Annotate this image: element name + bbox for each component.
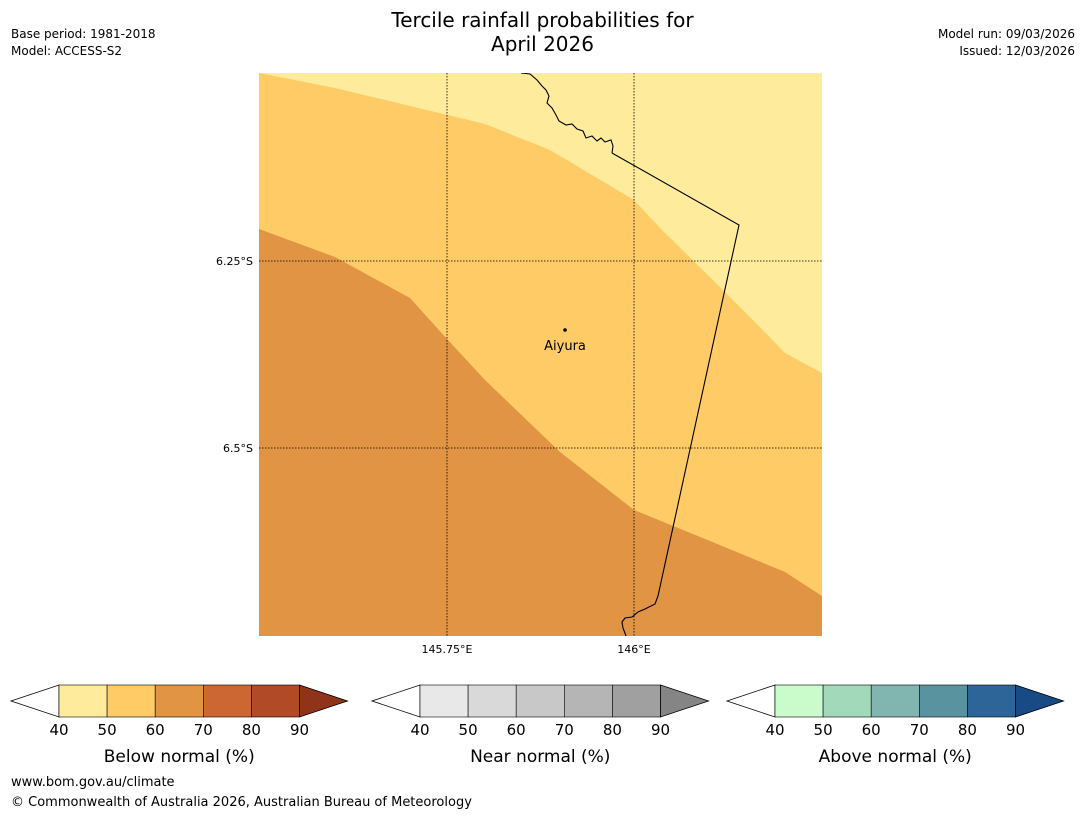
legend-tick-label: 80 <box>603 721 622 739</box>
legend-title: Below normal (%) <box>104 747 255 767</box>
legend-tick-label: 50 <box>98 721 117 739</box>
model-run-text: Model run: 09/03/2026 <box>937 27 1075 41</box>
legend-above-normal: 40 50 60 70 80 90 Above normal (%) <box>725 684 1065 767</box>
graticule <box>259 73 822 636</box>
legend-tick-label: 90 <box>651 721 670 739</box>
legend-tick-label: 80 <box>958 721 977 739</box>
legend-swatch <box>251 684 300 718</box>
legend-swatch <box>203 684 252 718</box>
legend-tick-label: 50 <box>814 721 833 739</box>
coastline <box>520 73 614 154</box>
legend-tick-label: 60 <box>507 721 526 739</box>
issued-text: Issued: 12/03/2026 <box>959 44 1075 58</box>
lat-label-6-25: 6.25°S <box>216 255 253 268</box>
legend-swatch <box>58 684 108 718</box>
legend-swatch <box>106 684 156 718</box>
legend-below-normal: 40 50 60 70 80 90 Below normal (%) <box>9 684 349 767</box>
base-period-text: Base period: 1981-2018 <box>11 27 156 41</box>
legend-tick-label: 40 <box>49 721 68 739</box>
legend-swatch <box>515 684 565 718</box>
legend-swatch <box>870 684 920 718</box>
aiyura-marker[interactable] <box>563 328 567 332</box>
chart-title: Tercile rainfall probabilities for April… <box>0 8 1085 56</box>
legend-swatch <box>774 684 824 718</box>
model-text: Model: ACCESS-S2 <box>11 44 123 58</box>
legend-tick-label: 90 <box>1006 721 1025 739</box>
legend-swatch <box>612 684 661 718</box>
legend-swatch <box>967 684 1016 718</box>
map-area: Aiyura <box>259 73 822 636</box>
aiyura-label: Aiyura <box>544 339 586 354</box>
legend-right-extension <box>299 684 349 718</box>
title-line-2: April 2026 <box>491 32 594 56</box>
border-line <box>611 152 740 636</box>
legend-title: Above normal (%) <box>819 747 972 767</box>
legend-left-extension <box>370 684 421 718</box>
legend-left-extension <box>725 684 776 718</box>
footer-copyright: © Commonwealth of Australia 2026, Austra… <box>11 795 472 810</box>
legend-swatch <box>918 684 968 718</box>
legend-tick-label: 50 <box>459 721 478 739</box>
legend-right-extension <box>660 684 710 718</box>
lat-label-6-5: 6.5°S <box>223 442 253 455</box>
footer-url: www.bom.gov.au/climate <box>11 775 175 790</box>
meta-right: Model run: 09/03/2026 Issued: 12/03/2026 <box>938 26 1075 60</box>
legend-title: Near normal (%) <box>470 747 610 767</box>
legend-tick-label: 70 <box>555 721 574 739</box>
legend-left-extension <box>9 684 60 718</box>
title-line-1: Tercile rainfall probabilities for <box>391 8 694 32</box>
lon-label-145-75: 145.75°E <box>422 643 473 656</box>
legend-swatch <box>154 684 204 718</box>
legend-tick-label: 70 <box>194 721 213 739</box>
band-60-70 <box>259 229 822 636</box>
legend-swatch <box>419 684 469 718</box>
legend-tick-label: 60 <box>146 721 165 739</box>
legend-near-normal: 40 50 60 70 80 90 Near normal (%) <box>370 684 710 767</box>
legend-tick-label: 80 <box>242 721 261 739</box>
legend-tick-label: 40 <box>765 721 784 739</box>
legend-tick-label: 70 <box>910 721 929 739</box>
meta-left: Base period: 1981-2018 Model: ACCESS-S2 <box>11 26 156 60</box>
legend-right-extension <box>1015 684 1065 718</box>
legend-swatch <box>563 684 613 718</box>
legend-swatch <box>822 684 872 718</box>
lon-label-146: 146°E <box>617 643 650 656</box>
legend-tick-label: 40 <box>410 721 429 739</box>
legend-tick-label: 90 <box>290 721 309 739</box>
legend-swatch <box>467 684 517 718</box>
legend-tick-label: 60 <box>862 721 881 739</box>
++++++++
:: What you have to do ::
Copy out the rows above verbatim. Start at the line that contains "legend-tick-label: 80 <box>603" and stop after the line that contains "model-run-text: Model run: 09/03/2026", including both of those lines.

:: Reply to the task ::
legend-tick-label: 80 <box>603 721 622 739</box>
legend-title: Below normal (%) <box>104 747 255 767</box>
legend-tick-label: 50 <box>98 721 117 739</box>
model-run-text: Model run: 09/03/2026 <box>937 27 1075 41</box>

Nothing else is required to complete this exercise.